**PROBLEM**. Pick out each line containing the string "from".

******

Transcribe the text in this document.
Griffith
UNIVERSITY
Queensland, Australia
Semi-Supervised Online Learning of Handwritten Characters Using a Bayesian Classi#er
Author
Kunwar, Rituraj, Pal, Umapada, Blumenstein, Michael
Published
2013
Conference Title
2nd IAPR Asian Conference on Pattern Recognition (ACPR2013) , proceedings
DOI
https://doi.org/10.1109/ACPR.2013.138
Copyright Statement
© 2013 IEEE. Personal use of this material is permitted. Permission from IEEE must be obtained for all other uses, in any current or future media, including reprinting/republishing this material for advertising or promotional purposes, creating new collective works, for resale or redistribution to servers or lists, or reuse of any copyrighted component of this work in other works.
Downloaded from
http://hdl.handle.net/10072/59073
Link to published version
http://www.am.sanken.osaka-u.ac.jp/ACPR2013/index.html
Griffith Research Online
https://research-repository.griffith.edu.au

******

**EXERCISE RESPONSE**.
© 2013 IEEE. Personal use of this material is permitted. Permission from IEEE must be obtained for all other uses, in any current or future media, including reprinting/republishing this material for advertising or promotional purposes, creating new collective works, for resale or redistribution to servers or lists, or reuse of any copyrighted component of this work in other works.
Downloaded from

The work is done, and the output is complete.